▸ **YOUR INSTRUCTIONS**:
Where a line below holds the string "Hipótesis", copy that line.

* Begin DATA PROVIDED *

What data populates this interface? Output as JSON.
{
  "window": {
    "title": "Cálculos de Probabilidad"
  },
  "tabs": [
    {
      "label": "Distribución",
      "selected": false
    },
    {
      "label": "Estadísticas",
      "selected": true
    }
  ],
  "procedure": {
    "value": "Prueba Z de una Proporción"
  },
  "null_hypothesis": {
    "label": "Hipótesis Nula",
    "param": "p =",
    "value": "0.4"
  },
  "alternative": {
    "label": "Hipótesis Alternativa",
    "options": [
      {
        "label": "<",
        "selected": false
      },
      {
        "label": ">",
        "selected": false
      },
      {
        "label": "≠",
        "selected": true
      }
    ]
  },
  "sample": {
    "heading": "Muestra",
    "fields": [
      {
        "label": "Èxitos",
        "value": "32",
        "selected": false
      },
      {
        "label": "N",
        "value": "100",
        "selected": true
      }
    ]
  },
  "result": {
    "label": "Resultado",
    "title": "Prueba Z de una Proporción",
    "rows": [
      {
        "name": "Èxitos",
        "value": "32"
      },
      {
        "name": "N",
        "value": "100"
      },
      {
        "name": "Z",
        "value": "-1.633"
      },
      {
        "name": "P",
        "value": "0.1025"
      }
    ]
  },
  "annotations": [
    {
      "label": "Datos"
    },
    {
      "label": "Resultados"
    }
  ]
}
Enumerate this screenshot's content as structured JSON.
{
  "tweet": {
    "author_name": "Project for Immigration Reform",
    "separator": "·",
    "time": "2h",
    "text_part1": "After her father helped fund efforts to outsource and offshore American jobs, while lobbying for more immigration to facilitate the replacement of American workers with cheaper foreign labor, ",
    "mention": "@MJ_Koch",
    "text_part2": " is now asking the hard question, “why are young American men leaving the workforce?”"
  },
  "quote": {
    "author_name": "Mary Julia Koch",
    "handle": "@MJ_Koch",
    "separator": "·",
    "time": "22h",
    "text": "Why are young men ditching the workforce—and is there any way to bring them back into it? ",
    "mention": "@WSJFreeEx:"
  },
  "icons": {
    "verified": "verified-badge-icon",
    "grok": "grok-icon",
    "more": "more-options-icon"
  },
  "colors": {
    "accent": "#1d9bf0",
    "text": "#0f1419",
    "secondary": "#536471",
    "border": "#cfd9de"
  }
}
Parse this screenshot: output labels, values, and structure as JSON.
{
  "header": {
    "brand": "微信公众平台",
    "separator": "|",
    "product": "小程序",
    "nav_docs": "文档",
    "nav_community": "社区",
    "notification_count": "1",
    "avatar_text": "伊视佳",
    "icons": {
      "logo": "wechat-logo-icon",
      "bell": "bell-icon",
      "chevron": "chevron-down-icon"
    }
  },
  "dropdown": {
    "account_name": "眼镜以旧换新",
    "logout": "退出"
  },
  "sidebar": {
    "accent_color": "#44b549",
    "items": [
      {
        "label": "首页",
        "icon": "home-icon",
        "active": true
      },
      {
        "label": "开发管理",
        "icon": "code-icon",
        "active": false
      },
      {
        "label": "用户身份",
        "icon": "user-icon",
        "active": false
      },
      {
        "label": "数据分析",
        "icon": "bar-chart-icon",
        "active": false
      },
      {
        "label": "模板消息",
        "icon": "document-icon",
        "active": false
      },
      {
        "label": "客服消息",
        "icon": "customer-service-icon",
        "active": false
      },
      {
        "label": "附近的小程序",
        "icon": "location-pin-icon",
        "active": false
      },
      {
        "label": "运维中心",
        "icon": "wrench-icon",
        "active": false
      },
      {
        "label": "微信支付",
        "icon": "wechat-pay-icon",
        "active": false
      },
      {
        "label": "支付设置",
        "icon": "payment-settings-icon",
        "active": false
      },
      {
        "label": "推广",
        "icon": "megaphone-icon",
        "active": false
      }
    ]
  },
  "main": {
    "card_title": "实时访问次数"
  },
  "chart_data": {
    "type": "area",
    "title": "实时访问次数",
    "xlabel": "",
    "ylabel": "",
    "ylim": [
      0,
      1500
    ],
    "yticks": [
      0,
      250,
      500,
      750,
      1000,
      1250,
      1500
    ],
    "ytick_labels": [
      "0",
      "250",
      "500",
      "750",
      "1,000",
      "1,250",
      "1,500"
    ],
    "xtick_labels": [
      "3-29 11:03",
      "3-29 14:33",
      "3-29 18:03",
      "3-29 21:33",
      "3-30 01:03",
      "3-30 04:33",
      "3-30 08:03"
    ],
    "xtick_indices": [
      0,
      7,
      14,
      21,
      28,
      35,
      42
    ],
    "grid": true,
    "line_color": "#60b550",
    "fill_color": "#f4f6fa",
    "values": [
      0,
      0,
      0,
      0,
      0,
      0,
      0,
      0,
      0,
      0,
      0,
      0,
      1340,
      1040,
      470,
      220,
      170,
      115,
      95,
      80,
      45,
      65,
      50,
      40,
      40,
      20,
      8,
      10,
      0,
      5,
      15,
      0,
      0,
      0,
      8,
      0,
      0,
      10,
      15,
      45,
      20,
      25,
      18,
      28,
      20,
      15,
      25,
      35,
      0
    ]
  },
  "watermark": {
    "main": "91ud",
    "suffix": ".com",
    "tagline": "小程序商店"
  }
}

* End DATA PROVIDED *

▸ **SOLUTION**:
    "label": "Hipótesis Nula",
    "label": "Hipótesis Alternativa",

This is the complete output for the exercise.